PROBLEM DESCRIPTION =>
From the entries below, copy every line that holds the word "Increase".

AVAILABLE DATA =>

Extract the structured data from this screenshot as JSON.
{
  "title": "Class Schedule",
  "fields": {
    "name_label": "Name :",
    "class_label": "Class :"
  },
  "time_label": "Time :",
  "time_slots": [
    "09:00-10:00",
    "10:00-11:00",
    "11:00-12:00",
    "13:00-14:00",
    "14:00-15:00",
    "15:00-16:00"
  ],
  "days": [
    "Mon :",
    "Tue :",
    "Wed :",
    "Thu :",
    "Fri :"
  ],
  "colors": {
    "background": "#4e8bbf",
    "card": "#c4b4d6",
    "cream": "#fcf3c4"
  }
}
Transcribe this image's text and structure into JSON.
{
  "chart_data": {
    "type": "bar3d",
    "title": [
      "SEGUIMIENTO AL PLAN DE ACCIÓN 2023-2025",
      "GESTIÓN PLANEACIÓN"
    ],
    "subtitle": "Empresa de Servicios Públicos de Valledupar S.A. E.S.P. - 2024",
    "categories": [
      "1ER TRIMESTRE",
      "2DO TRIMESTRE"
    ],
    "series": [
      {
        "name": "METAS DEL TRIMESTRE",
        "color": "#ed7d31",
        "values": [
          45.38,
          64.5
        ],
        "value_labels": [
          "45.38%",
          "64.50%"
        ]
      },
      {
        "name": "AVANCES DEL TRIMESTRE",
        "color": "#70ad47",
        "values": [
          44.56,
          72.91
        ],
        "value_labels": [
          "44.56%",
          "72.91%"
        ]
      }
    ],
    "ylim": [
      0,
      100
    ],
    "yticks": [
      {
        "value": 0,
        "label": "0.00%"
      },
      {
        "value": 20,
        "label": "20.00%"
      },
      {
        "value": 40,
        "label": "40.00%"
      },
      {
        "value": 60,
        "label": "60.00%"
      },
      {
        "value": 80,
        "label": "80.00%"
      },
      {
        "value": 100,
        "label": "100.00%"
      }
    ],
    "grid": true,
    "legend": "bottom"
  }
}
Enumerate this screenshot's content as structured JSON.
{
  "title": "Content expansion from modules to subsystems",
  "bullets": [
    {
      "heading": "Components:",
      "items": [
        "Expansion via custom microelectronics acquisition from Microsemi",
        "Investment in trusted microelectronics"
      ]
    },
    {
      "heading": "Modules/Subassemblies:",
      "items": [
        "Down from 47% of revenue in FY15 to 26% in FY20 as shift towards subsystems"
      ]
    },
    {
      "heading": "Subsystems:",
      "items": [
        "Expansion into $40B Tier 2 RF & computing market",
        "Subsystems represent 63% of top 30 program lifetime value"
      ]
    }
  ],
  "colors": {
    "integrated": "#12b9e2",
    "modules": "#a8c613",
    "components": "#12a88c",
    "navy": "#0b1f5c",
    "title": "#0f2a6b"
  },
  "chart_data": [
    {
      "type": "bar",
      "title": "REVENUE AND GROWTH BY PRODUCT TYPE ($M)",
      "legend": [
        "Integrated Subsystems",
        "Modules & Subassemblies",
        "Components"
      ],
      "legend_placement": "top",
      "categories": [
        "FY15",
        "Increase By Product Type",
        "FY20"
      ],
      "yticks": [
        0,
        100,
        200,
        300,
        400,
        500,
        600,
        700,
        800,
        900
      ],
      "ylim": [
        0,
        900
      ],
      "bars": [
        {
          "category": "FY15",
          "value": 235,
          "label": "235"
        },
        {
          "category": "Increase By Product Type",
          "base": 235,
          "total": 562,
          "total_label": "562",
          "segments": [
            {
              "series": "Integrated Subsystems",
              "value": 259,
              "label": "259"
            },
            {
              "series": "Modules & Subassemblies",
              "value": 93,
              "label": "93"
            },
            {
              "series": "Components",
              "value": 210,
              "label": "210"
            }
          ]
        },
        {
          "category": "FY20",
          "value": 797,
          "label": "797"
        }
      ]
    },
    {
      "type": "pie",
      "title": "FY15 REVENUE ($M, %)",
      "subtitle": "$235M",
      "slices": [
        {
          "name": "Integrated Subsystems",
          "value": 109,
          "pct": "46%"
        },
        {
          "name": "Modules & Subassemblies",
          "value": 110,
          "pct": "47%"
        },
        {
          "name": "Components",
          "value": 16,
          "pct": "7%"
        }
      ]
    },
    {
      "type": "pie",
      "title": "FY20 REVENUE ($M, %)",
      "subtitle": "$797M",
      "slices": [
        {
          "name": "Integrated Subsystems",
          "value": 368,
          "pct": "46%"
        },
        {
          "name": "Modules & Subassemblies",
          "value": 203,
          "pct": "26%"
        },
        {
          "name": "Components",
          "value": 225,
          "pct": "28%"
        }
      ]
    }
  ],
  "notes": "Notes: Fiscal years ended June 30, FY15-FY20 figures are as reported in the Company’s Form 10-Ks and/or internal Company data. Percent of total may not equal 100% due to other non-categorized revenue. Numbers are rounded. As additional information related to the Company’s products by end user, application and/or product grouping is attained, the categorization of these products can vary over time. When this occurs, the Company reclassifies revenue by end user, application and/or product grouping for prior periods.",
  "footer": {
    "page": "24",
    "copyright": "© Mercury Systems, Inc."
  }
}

CORRECT RESPONSE =>
        "Increase By Product Type",
          "category": "Increase By Product Type",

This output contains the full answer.